■ Belge bölümü ■
★ ★ ★ ★

Zorbalıkta baskın kişi(ler)
amaçlı (niyetli) olarak ve tekrarlı biçimde daha az baskın olan kişiye zarar
verir(ler). Bu saldırgan davranış, fiziksel olarak (örneğin; tekmeleme, vurma)
veya sözel olarak (örneğin; isim takma, bağırma) gerçekleşebilir. Doğrudan veya
dolaylı olabilir. Doğrudan zorbalık vurma, itme, alay etme, tehdit etme ve
diğerinin sahip olduklarına zarar verme gibi açık saldırıyla gerçekleşir.
Dolaylı saldırganlık ise saldırgan ve kurbanın doğrudan karşılaşmasını
gerektirmeyen sosyal gruptan dışlama, dedikodu yayma, utandırma, işletme, cep
telefonu veya e-posta aracılığıyla rahatsız etme gibi davranışlar aracılığıyla
gerçekleştirilir. Bu tür saldırganlık doğrudan saldırganlık kadar zarar
vericidir, ancak psikososyal araştırma alanına son yıllarda girmiştir (Connor,
1988). Zorbalık büyük olasılıkla
insanlık tarihi kadar eski bir problemdir ve
araştırma sonuçları bu sorunun
oldukça yaygın olduğunu göstermektedir.
Örneğin; zorbalık konusunda
Norveç’te yirmi yıldan bu yana çalışan ve bu konuya ilk kez dikkat çeken
Olweus, öğrencilerin %15’inin, bir başka deyişle
her yedi öğrenciden birinin
zorba/kurban sorunlarına karıştığını belirlemiştir.

★ ★ ★ ★

■ Görev tanımı ■
Zorbalıkla ilgili metni hiçbir değişiklik yapmadan baştan sona yeniden yazınız. Ardından gelen liste, zorbalıkla ilgili metinden ayrı bir malzemedir.

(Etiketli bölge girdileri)

★ ★ ★ ★

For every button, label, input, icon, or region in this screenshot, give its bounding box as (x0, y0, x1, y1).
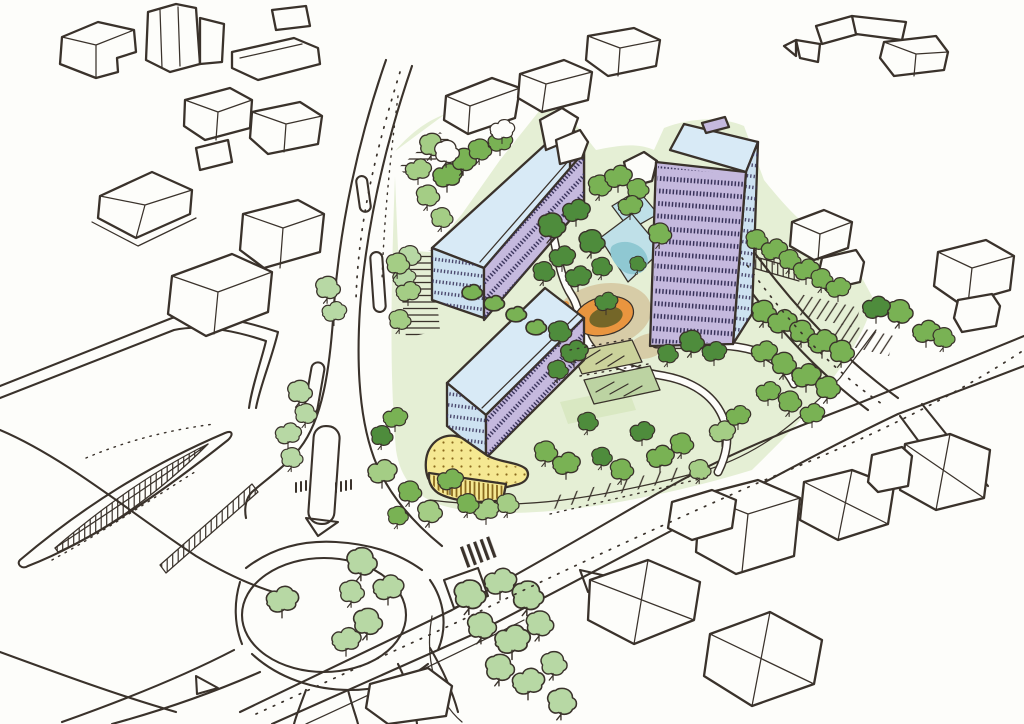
tower-facade-windows (652, 166, 744, 344)
context-building (954, 294, 1000, 332)
sketch-page (0, 0, 1024, 724)
hedge-shrub (484, 296, 504, 311)
context-building (272, 6, 310, 30)
context-building (146, 4, 200, 72)
hedge-shrub (526, 320, 546, 335)
site-sketch (0, 0, 1024, 724)
hedge-shrub (462, 285, 482, 300)
hedge-shrub (506, 307, 526, 322)
context-building (200, 18, 224, 64)
context-house (868, 447, 912, 492)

★ ★ ★ ★

■ Yazılı çözüm ■
Zorbalıkta baskın kişi(ler)
amaçlı (niyetli) olarak ve tekrarlı biçimde daha az baskın olan kişiye zarar
verir(ler). Bu saldırgan davranış, fiziksel olarak (örneğin; tekmeleme, vurma)
veya sözel olarak (örneğin; isim takma, bağırma) gerçekleşebilir. Doğrudan veya
dolaylı olabilir. Doğrudan zorbalık vurma, itme, alay etme, tehdit etme ve
diğerinin sahip olduklarına zarar verme gibi açık saldırıyla gerçekleşir.
Dolaylı saldırganlık ise saldırgan ve kurbanın doğrudan karşılaşmasını
gerektirmeyen sosyal gruptan dışlama, dedikodu yayma, utandırma, işletme, cep
telefonu veya e-posta aracılığıyla rahatsız etme gibi davranışlar aracılığıyla
gerçekleştirilir. Bu tür saldırganlık doğrudan saldırganlık kadar zarar
vericidir, ancak psikososyal araştırma alanına son yıllarda girmiştir (Connor,
1988). Zorbalık büyük olasılıkla
insanlık tarihi kadar eski bir problemdir ve
araştırma sonuçları bu sorunun
oldukça yaygın olduğunu göstermektedir.
Örneğin; zorbalık konusunda
Norveç’te yirmi yıldan bu yana çalışan ve bu konuya ilk kez dikkat çeken
Olweus, öğrencilerin %15’inin, bir başka deyişle
her yedi öğrenciden birinin
zorba/kurban sorunlarına karıştığını belirlemiştir.